Copy out all the entries word for word.

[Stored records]
══════════
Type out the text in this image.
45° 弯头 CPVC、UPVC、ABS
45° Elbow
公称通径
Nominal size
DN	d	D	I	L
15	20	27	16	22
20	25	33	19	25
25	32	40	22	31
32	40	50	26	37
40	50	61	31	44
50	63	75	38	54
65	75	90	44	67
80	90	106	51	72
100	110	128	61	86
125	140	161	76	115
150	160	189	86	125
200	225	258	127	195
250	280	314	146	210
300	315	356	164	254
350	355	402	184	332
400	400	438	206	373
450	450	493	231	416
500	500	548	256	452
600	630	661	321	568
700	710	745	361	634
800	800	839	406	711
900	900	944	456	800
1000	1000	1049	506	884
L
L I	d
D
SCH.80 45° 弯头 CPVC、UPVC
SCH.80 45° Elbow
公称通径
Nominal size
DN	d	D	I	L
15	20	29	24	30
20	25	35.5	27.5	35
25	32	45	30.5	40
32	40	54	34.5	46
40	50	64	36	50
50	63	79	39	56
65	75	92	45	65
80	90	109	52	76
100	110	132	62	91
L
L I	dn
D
══════════
§ **Exercise answer**:
Type out the text in this image.
45° 弯头 CPVC、UPVC、ABS
45° Elbow
公称通径
Nominal size
DN	d	D	I	L
15	20	27	16	22
20	25	33	19	25
25	32	40	22	31
32	40	50	26	37
40	50	61	31	44
50	63	75	38	54
65	75	90	44	67
80	90	106	51	72
100	110	128	61	86
125	140	161	76	115
150	160	189	86	125
200	225	258	127	195
250	280	314	146	210
300	315	356	164	254
350	355	402	184	332
400	400	438	206	373
450	450	493	231	416
500	500	548	256	452
600	630	661	321	568
700	710	745	361	634
800	800	839	406	711
900	900	944	456	800
1000	1000	1049	506	884
L
L I	d
D
SCH.80 45° 弯头 CPVC、UPVC
SCH.80 45° Elbow
公称通径
Nominal size
DN	d	D	I	L
15	20	29	24	30
20	25	35.5	27.5	35
25	32	45	30.5	40
32	40	54	34.5	46
40	50	64	36	50
50	63	79	39	56
65	75	92	45	65
80	90	109	52	76
100	110	132	62	91
L
L I	dn
D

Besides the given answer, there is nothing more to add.